__Work instructions__
Pull out every line with the word "Domestic" from the entries below.

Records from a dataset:
/---

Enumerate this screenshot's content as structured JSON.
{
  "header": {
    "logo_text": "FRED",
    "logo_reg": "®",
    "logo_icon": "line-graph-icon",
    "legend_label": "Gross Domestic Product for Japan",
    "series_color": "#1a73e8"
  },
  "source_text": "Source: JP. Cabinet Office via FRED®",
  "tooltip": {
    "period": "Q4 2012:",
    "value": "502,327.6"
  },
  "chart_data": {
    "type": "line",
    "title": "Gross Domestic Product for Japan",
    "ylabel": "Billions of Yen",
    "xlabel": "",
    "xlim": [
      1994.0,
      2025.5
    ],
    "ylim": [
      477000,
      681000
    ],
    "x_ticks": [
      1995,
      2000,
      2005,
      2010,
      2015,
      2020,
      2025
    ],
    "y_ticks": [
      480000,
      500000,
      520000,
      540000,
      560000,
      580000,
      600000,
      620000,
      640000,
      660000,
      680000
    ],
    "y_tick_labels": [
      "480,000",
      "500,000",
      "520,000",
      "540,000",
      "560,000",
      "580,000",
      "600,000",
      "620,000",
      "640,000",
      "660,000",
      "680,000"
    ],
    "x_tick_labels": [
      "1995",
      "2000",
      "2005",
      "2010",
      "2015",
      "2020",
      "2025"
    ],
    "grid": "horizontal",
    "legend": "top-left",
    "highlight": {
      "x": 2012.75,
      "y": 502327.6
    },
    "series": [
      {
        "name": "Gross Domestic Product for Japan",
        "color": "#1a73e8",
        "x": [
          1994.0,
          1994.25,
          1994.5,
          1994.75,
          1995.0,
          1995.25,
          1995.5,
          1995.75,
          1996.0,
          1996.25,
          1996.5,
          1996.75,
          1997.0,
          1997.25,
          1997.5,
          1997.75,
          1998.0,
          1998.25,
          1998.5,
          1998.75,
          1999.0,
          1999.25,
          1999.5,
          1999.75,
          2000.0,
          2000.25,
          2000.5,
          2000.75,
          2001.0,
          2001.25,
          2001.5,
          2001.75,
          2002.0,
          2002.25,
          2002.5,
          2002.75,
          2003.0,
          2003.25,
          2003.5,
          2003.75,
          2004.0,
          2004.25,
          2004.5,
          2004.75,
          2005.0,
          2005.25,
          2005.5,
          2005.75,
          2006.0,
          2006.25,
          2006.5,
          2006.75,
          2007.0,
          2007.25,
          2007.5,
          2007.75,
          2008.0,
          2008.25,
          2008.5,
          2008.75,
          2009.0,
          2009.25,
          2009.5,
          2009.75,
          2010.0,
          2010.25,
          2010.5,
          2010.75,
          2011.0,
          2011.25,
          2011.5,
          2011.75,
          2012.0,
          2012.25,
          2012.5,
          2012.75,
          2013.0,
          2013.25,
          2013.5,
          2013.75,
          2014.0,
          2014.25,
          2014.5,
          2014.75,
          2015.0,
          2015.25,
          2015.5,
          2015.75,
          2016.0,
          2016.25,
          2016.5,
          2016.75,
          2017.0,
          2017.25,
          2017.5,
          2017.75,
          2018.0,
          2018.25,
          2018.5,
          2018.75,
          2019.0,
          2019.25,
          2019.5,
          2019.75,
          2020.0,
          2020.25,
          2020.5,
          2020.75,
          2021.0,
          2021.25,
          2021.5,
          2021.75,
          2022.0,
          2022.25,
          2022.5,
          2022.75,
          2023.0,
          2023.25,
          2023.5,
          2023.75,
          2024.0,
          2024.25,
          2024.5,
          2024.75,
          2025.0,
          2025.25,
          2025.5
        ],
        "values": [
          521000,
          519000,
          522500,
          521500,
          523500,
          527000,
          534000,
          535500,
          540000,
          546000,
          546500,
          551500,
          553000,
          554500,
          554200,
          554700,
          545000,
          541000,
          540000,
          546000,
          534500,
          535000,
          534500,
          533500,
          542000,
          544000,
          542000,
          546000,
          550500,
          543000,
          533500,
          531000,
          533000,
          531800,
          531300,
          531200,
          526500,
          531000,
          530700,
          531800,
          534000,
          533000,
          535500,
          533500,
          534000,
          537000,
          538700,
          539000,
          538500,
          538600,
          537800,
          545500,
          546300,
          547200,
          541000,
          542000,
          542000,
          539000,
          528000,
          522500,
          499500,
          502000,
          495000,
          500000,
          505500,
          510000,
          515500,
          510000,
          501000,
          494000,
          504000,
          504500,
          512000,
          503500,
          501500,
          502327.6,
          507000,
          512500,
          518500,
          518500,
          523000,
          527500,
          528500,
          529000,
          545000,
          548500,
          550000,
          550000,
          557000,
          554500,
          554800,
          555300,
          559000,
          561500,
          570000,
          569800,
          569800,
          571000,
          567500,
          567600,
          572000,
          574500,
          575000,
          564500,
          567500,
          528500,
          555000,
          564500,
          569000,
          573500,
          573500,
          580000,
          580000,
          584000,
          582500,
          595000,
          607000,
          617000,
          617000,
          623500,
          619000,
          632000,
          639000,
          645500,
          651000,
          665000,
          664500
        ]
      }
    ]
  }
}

\---

__Final result__
    "legend_label": "Gross Domestic Product for Japan",
    "title": "Gross Domestic Product for Japan",
        "name": "Gross Domestic Product for Japan",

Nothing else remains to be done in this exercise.